Extracted material:
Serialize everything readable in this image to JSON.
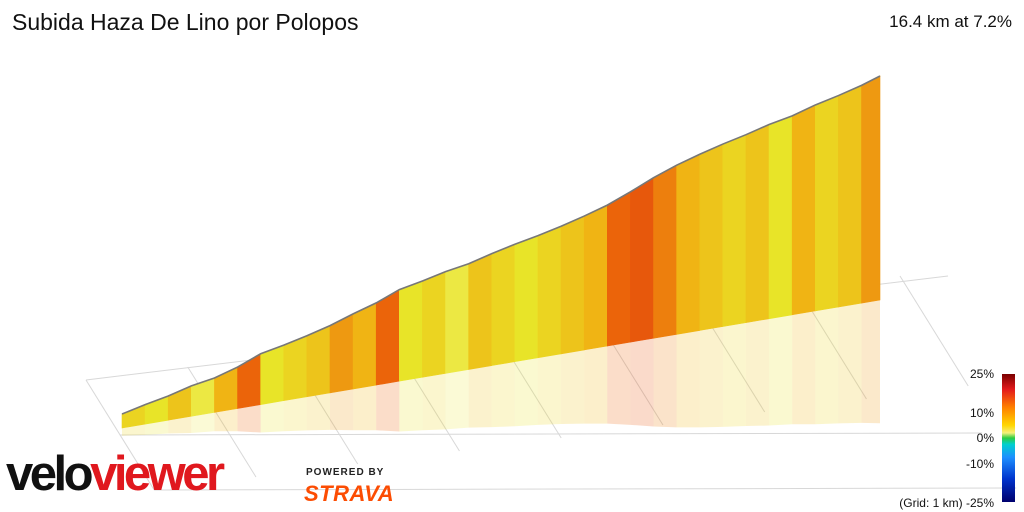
{
  "chart_data": {
    "type": "area",
    "title": "Subida Haza De Lino por Polopos",
    "summary": "16.4 km at 7.2%",
    "distance_km": [
      0,
      0.5,
      1,
      1.5,
      2,
      2.5,
      3,
      3.5,
      4,
      4.5,
      5,
      5.5,
      6,
      6.5,
      7,
      7.5,
      8,
      8.5,
      9,
      9.5,
      10,
      10.5,
      11,
      11.5,
      12,
      12.5,
      13,
      13.5,
      14,
      14.5,
      15,
      15.5,
      16,
      16.4
    ],
    "gradient_pct": [
      5,
      7,
      6,
      8,
      5,
      9,
      12,
      6,
      7,
      8,
      10,
      9,
      12,
      6,
      7,
      5,
      8,
      7,
      6,
      7,
      8,
      9,
      12,
      13,
      11,
      9,
      8,
      7,
      8,
      6,
      9,
      7,
      8,
      10
    ],
    "color_scale": {
      "labels": [
        "25%",
        "10%",
        "0%",
        "-10%",
        "-25%"
      ],
      "stops": [
        "#7a0000",
        "#e31a1c",
        "#ff7f00",
        "#ffd600",
        "#2ecc40",
        "#00d0d0",
        "#1e90ff",
        "#00006e"
      ]
    },
    "grid_note": "(Grid: 1 km)"
  },
  "branding": {
    "velo": "velo",
    "viewer": "viewer",
    "powered_by": "POWERED BY",
    "strava": "STRAVA"
  }
}
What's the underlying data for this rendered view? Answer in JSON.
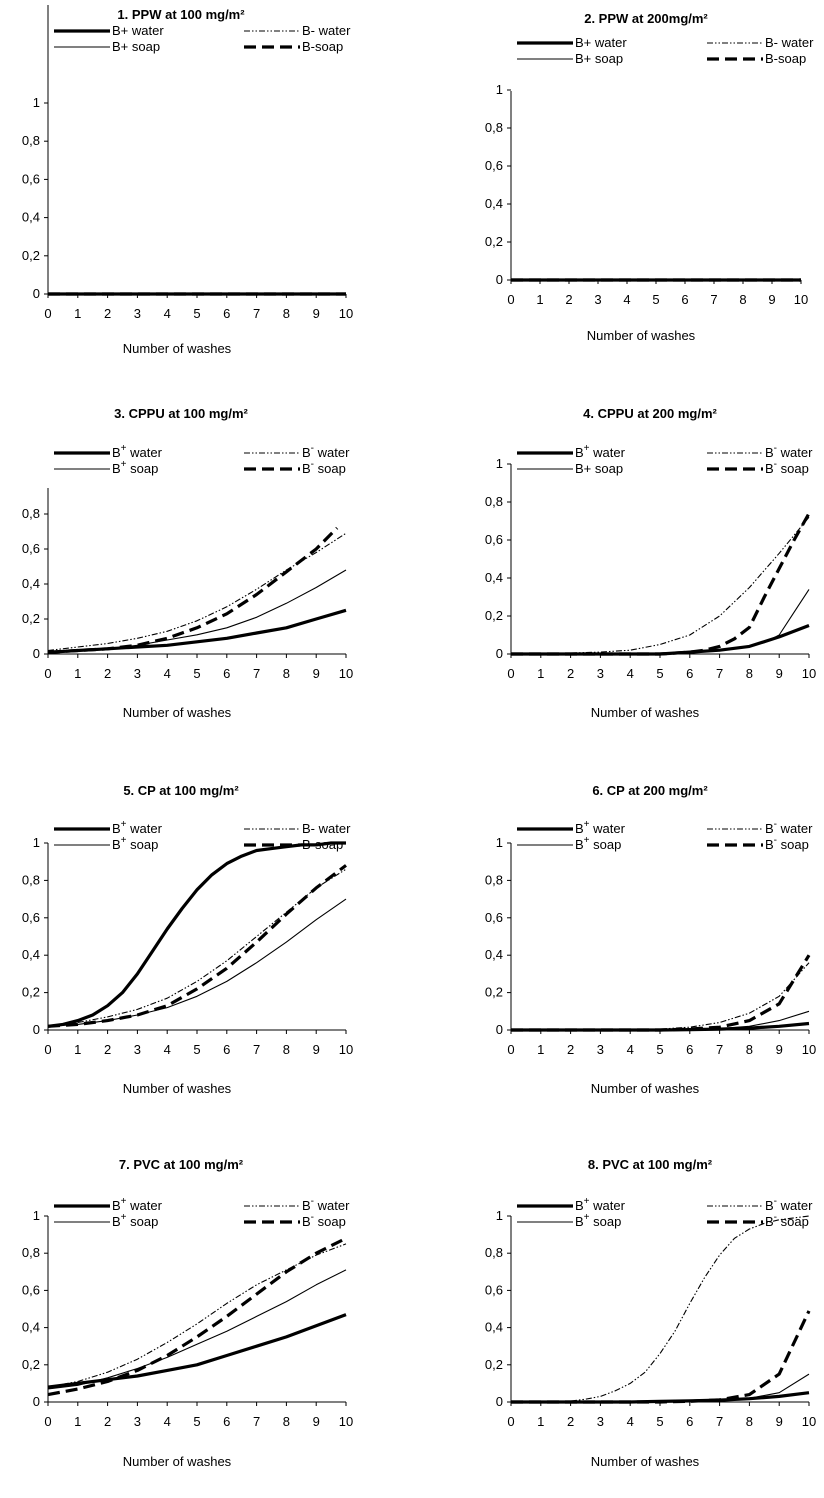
{
  "figure": {
    "background": "#ffffff",
    "line_color": "#000000"
  },
  "chart_data": [
    {
      "type": "line",
      "title": "1. PPW at 100 mg/m²",
      "xlabel": "Number of washes",
      "ylabel": "",
      "xlim": [
        0,
        10
      ],
      "ylim": [
        0,
        1
      ],
      "x_ticks": [
        "0",
        "1",
        "2",
        "3",
        "4",
        "5",
        "6",
        "7",
        "8",
        "9",
        "10"
      ],
      "y_ticks": [
        "0",
        "0,2",
        "0,4",
        "0,6",
        "0,8",
        "1"
      ],
      "grid": false,
      "legend": "top",
      "series": [
        {
          "name": "B+ water",
          "style": "thick-solid",
          "x": [
            0,
            10
          ],
          "y": [
            0,
            0
          ]
        },
        {
          "name": "B- water",
          "style": "dash-dot-dot",
          "x": [
            0,
            10
          ],
          "y": [
            0,
            0
          ]
        },
        {
          "name": "B+ soap",
          "style": "thin-solid",
          "x": [
            0,
            10
          ],
          "y": [
            0,
            0
          ]
        },
        {
          "name": "B-soap",
          "style": "thick-dash",
          "x": [
            0,
            10
          ],
          "y": [
            0,
            0
          ]
        }
      ]
    },
    {
      "type": "line",
      "title": "2. PPW at 200mg/m²",
      "xlabel": "Number of washes",
      "ylabel": "",
      "xlim": [
        0,
        10
      ],
      "ylim": [
        0,
        1
      ],
      "x_ticks": [
        "0",
        "1",
        "2",
        "3",
        "4",
        "5",
        "6",
        "7",
        "8",
        "9",
        "10"
      ],
      "y_ticks": [
        "0",
        "0,2",
        "0,4",
        "0,6",
        "0,8",
        "1"
      ],
      "grid": false,
      "legend": "top",
      "series": [
        {
          "name": "B+ water",
          "style": "thick-solid",
          "x": [
            0,
            10
          ],
          "y": [
            0,
            0
          ]
        },
        {
          "name": "B- water",
          "style": "dash-dot-dot",
          "x": [
            0,
            10
          ],
          "y": [
            0,
            0
          ]
        },
        {
          "name": "B+ soap",
          "style": "thin-solid",
          "x": [
            0,
            10
          ],
          "y": [
            0,
            0
          ]
        },
        {
          "name": "B-soap",
          "style": "thick-dash",
          "x": [
            0,
            10
          ],
          "y": [
            0,
            0
          ]
        }
      ]
    },
    {
      "type": "line",
      "title": "3. CPPU at 100 mg/m²",
      "xlabel": "Number of washes",
      "ylabel": "",
      "xlim": [
        0,
        10
      ],
      "ylim": [
        0,
        0.95
      ],
      "x_ticks": [
        "0",
        "1",
        "2",
        "3",
        "4",
        "5",
        "6",
        "7",
        "8",
        "9",
        "10"
      ],
      "y_ticks": [
        "0",
        "0,2",
        "0,4",
        "0,6",
        "0,8"
      ],
      "grid": false,
      "legend": "top",
      "series": [
        {
          "name": "B water",
          "sup": "+",
          "style": "thick-solid",
          "x": [
            0,
            1,
            2,
            3,
            4,
            5,
            6,
            7,
            8,
            9,
            10
          ],
          "y": [
            0.01,
            0.02,
            0.03,
            0.04,
            0.05,
            0.07,
            0.09,
            0.12,
            0.15,
            0.2,
            0.25
          ]
        },
        {
          "name": "B water",
          "sup": "-",
          "style": "dash-dot-dot",
          "x": [
            0,
            1,
            2,
            3,
            4,
            5,
            6,
            7,
            8,
            9,
            10
          ],
          "y": [
            0.02,
            0.04,
            0.06,
            0.09,
            0.13,
            0.19,
            0.27,
            0.37,
            0.48,
            0.58,
            0.69
          ]
        },
        {
          "name": "B soap",
          "sup": "+",
          "style": "thin-solid",
          "x": [
            0,
            1,
            2,
            3,
            4,
            5,
            6,
            7,
            8,
            9,
            10
          ],
          "y": [
            0.01,
            0.02,
            0.03,
            0.05,
            0.08,
            0.11,
            0.15,
            0.21,
            0.29,
            0.38,
            0.48
          ]
        },
        {
          "name": "B soap",
          "sup": "-",
          "style": "thick-dash",
          "x": [
            0,
            1,
            2,
            3,
            4,
            5,
            6,
            7,
            8,
            9,
            9.7
          ],
          "y": [
            0.01,
            0.02,
            0.03,
            0.05,
            0.09,
            0.15,
            0.23,
            0.34,
            0.47,
            0.6,
            0.72
          ]
        }
      ]
    },
    {
      "type": "line",
      "title": "4. CPPU at 200 mg/m²",
      "xlabel": "Number of washes",
      "ylabel": "",
      "xlim": [
        0,
        10
      ],
      "ylim": [
        0,
        1
      ],
      "x_ticks": [
        "0",
        "1",
        "2",
        "3",
        "4",
        "5",
        "6",
        "7",
        "8",
        "9",
        "10"
      ],
      "y_ticks": [
        "0",
        "0,2",
        "0,4",
        "0,6",
        "0,8",
        "1"
      ],
      "grid": false,
      "legend": "top",
      "series": [
        {
          "name": "B water",
          "sup": "+",
          "style": "thick-solid",
          "x": [
            0,
            1,
            2,
            3,
            4,
            5,
            6,
            7,
            8,
            9,
            10
          ],
          "y": [
            0,
            0,
            0,
            0,
            0,
            0,
            0.01,
            0.02,
            0.04,
            0.09,
            0.15
          ]
        },
        {
          "name": "B water",
          "sup": "-",
          "style": "dash-dot-dot",
          "x": [
            0,
            1,
            2,
            3,
            4,
            5,
            6,
            7,
            8,
            9,
            10
          ],
          "y": [
            0,
            0,
            0.005,
            0.01,
            0.02,
            0.05,
            0.1,
            0.2,
            0.35,
            0.53,
            0.72
          ]
        },
        {
          "name": "B+ soap",
          "style": "thin-solid",
          "x": [
            0,
            1,
            2,
            3,
            4,
            5,
            6,
            7,
            8,
            8.5,
            9,
            9.5,
            10
          ],
          "y": [
            0,
            0,
            0,
            0,
            0,
            0,
            0.01,
            0.02,
            0.04,
            0.06,
            0.1,
            0.22,
            0.34
          ]
        },
        {
          "name": "B soap",
          "sup": "-",
          "style": "thick-dash",
          "x": [
            0,
            1,
            2,
            3,
            4,
            5,
            6,
            6.5,
            7,
            7.5,
            8,
            8.5,
            9,
            9.5,
            10
          ],
          "y": [
            0,
            0,
            0,
            0,
            0,
            0,
            0.01,
            0.02,
            0.04,
            0.08,
            0.14,
            0.3,
            0.45,
            0.6,
            0.74
          ]
        }
      ]
    },
    {
      "type": "line",
      "title": "5. CP at 100 mg/m²",
      "xlabel": "Number of washes",
      "ylabel": "",
      "xlim": [
        0,
        10
      ],
      "ylim": [
        0,
        1
      ],
      "x_ticks": [
        "0",
        "1",
        "2",
        "3",
        "4",
        "5",
        "6",
        "7",
        "8",
        "9",
        "10"
      ],
      "y_ticks": [
        "0",
        "0,2",
        "0,4",
        "0,6",
        "0,8",
        "1"
      ],
      "grid": false,
      "legend": "top",
      "series": [
        {
          "name": "B water",
          "sup": "+",
          "style": "thick-solid",
          "x": [
            0,
            0.5,
            1,
            1.5,
            2,
            2.5,
            3,
            3.5,
            4,
            4.5,
            5,
            5.5,
            6,
            6.5,
            7,
            7.5,
            8,
            8.5,
            9,
            9.5,
            10
          ],
          "y": [
            0.02,
            0.03,
            0.05,
            0.08,
            0.13,
            0.2,
            0.3,
            0.42,
            0.54,
            0.65,
            0.75,
            0.83,
            0.89,
            0.93,
            0.96,
            0.97,
            0.98,
            0.99,
            0.99,
            1.0,
            1.0
          ]
        },
        {
          "name": "B- water",
          "style": "dash-dot-dot",
          "x": [
            0,
            1,
            2,
            3,
            4,
            5,
            6,
            7,
            8,
            9,
            10
          ],
          "y": [
            0.02,
            0.04,
            0.07,
            0.11,
            0.17,
            0.26,
            0.37,
            0.5,
            0.63,
            0.76,
            0.86
          ]
        },
        {
          "name": "B soap",
          "sup": "+",
          "style": "thin-solid",
          "x": [
            0,
            1,
            2,
            3,
            4,
            5,
            6,
            7,
            8,
            9,
            10
          ],
          "y": [
            0.02,
            0.03,
            0.05,
            0.08,
            0.12,
            0.18,
            0.26,
            0.36,
            0.47,
            0.59,
            0.7
          ]
        },
        {
          "name": "B-soap",
          "style": "thick-dash",
          "x": [
            0,
            1,
            2,
            3,
            4,
            5,
            6,
            7,
            8,
            9,
            10
          ],
          "y": [
            0.02,
            0.03,
            0.05,
            0.08,
            0.13,
            0.22,
            0.33,
            0.47,
            0.62,
            0.76,
            0.88
          ]
        }
      ]
    },
    {
      "type": "line",
      "title": "6. CP at 200 mg/m²",
      "xlabel": "Number of washes",
      "ylabel": "",
      "xlim": [
        0,
        10
      ],
      "ylim": [
        0,
        1
      ],
      "x_ticks": [
        "0",
        "1",
        "2",
        "3",
        "4",
        "5",
        "6",
        "7",
        "8",
        "9",
        "10"
      ],
      "y_ticks": [
        "0",
        "0,2",
        "0,4",
        "0,6",
        "0,8",
        "1"
      ],
      "grid": false,
      "legend": "top",
      "series": [
        {
          "name": "B water",
          "sup": "+",
          "style": "thick-solid",
          "x": [
            0,
            1,
            2,
            3,
            4,
            5,
            6,
            7,
            8,
            9,
            10
          ],
          "y": [
            0,
            0,
            0,
            0,
            0,
            0,
            0.002,
            0.005,
            0.01,
            0.02,
            0.035
          ]
        },
        {
          "name": "B water",
          "sup": "-",
          "style": "dash-dot-dot",
          "x": [
            0,
            1,
            2,
            3,
            4,
            5,
            6,
            7,
            8,
            9,
            10
          ],
          "y": [
            0,
            0,
            0,
            0,
            0,
            0.005,
            0.015,
            0.04,
            0.09,
            0.18,
            0.36
          ]
        },
        {
          "name": "B soap",
          "sup": "+",
          "style": "thin-solid",
          "x": [
            0,
            1,
            2,
            3,
            4,
            5,
            6,
            7,
            8,
            9,
            10
          ],
          "y": [
            0,
            0,
            0,
            0,
            0,
            0,
            0.002,
            0.008,
            0.02,
            0.05,
            0.1
          ]
        },
        {
          "name": "B soap",
          "sup": "-",
          "style": "thick-dash",
          "x": [
            0,
            1,
            2,
            3,
            4,
            5,
            6,
            7,
            8,
            9,
            10
          ],
          "y": [
            0,
            0,
            0,
            0,
            0,
            0,
            0.005,
            0.015,
            0.05,
            0.14,
            0.4
          ]
        }
      ]
    },
    {
      "type": "line",
      "title": "7. PVC at 100 mg/m²",
      "xlabel": "Number of washes",
      "ylabel": "",
      "xlim": [
        0,
        10
      ],
      "ylim": [
        0,
        1
      ],
      "x_ticks": [
        "0",
        "1",
        "2",
        "3",
        "4",
        "5",
        "6",
        "7",
        "8",
        "9",
        "10"
      ],
      "y_ticks": [
        "0",
        "0,2",
        "0,4",
        "0,6",
        "0,8",
        "1"
      ],
      "grid": false,
      "legend": "top",
      "series": [
        {
          "name": "B water",
          "sup": "+",
          "style": "thick-solid",
          "x": [
            0,
            1,
            2,
            3,
            4,
            5,
            6,
            7,
            8,
            9,
            10
          ],
          "y": [
            0.08,
            0.1,
            0.12,
            0.14,
            0.17,
            0.2,
            0.25,
            0.3,
            0.35,
            0.41,
            0.47
          ]
        },
        {
          "name": "B water",
          "sup": "-",
          "style": "dash-dot-dot",
          "x": [
            0,
            1,
            2,
            3,
            4,
            5,
            6,
            7,
            8,
            9,
            10
          ],
          "y": [
            0.08,
            0.11,
            0.16,
            0.23,
            0.32,
            0.42,
            0.53,
            0.63,
            0.71,
            0.79,
            0.85
          ]
        },
        {
          "name": "B soap",
          "sup": "+",
          "style": "thin-solid",
          "x": [
            0,
            1,
            2,
            3,
            4,
            5,
            6,
            7,
            8,
            9,
            10
          ],
          "y": [
            0.07,
            0.09,
            0.13,
            0.18,
            0.24,
            0.31,
            0.38,
            0.46,
            0.54,
            0.63,
            0.71
          ]
        },
        {
          "name": "B soap",
          "sup": "-",
          "style": "thick-dash",
          "x": [
            0,
            1,
            2,
            3,
            4,
            5,
            6,
            7,
            8,
            9,
            10
          ],
          "y": [
            0.04,
            0.07,
            0.11,
            0.17,
            0.25,
            0.35,
            0.46,
            0.58,
            0.7,
            0.8,
            0.88
          ]
        }
      ]
    },
    {
      "type": "line",
      "title": "8. PVC at 100 mg/m²",
      "xlabel": "Number of washes",
      "ylabel": "",
      "xlim": [
        0,
        10
      ],
      "ylim": [
        0,
        1
      ],
      "x_ticks": [
        "0",
        "1",
        "2",
        "3",
        "4",
        "5",
        "6",
        "7",
        "8",
        "9",
        "10"
      ],
      "y_ticks": [
        "0",
        "0,2",
        "0,4",
        "0,6",
        "0,8",
        "1"
      ],
      "grid": false,
      "legend": "top",
      "series": [
        {
          "name": "B water",
          "sup": "+",
          "style": "thick-solid",
          "x": [
            0,
            1,
            2,
            3,
            4,
            5,
            6,
            7,
            8,
            9,
            10
          ],
          "y": [
            0,
            0,
            0,
            0,
            0,
            0.003,
            0.006,
            0.01,
            0.018,
            0.03,
            0.05
          ]
        },
        {
          "name": "B water",
          "sup": "-",
          "style": "dash-dot-dot",
          "x": [
            0,
            1,
            2,
            2.5,
            3,
            3.5,
            4,
            4.5,
            5,
            5.5,
            6,
            6.5,
            7,
            7.5,
            8,
            8.5,
            9,
            9.5,
            10
          ],
          "y": [
            0,
            0,
            0.005,
            0.015,
            0.03,
            0.06,
            0.1,
            0.16,
            0.26,
            0.38,
            0.53,
            0.67,
            0.79,
            0.88,
            0.93,
            0.96,
            0.98,
            0.99,
            1.0
          ]
        },
        {
          "name": "B soap",
          "sup": "+",
          "style": "thin-solid",
          "x": [
            0,
            1,
            2,
            3,
            4,
            5,
            6,
            7,
            8,
            9,
            10
          ],
          "y": [
            0,
            0,
            0,
            0,
            0,
            0,
            0.003,
            0.008,
            0.02,
            0.05,
            0.15
          ]
        },
        {
          "name": "B soap",
          "sup": "-",
          "style": "thick-dash",
          "x": [
            0,
            1,
            2,
            3,
            4,
            5,
            6,
            7,
            8,
            9,
            10
          ],
          "y": [
            0,
            0,
            0,
            0,
            0,
            0,
            0.004,
            0.012,
            0.04,
            0.15,
            0.49
          ]
        }
      ]
    }
  ]
}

Required task: Go through the listing above and return every line where the word "JSON" occurs.

Solution to the problem:
Serialize everything readable in this image to JSON.
What's the underlying data for this rendered view? Answer in JSON.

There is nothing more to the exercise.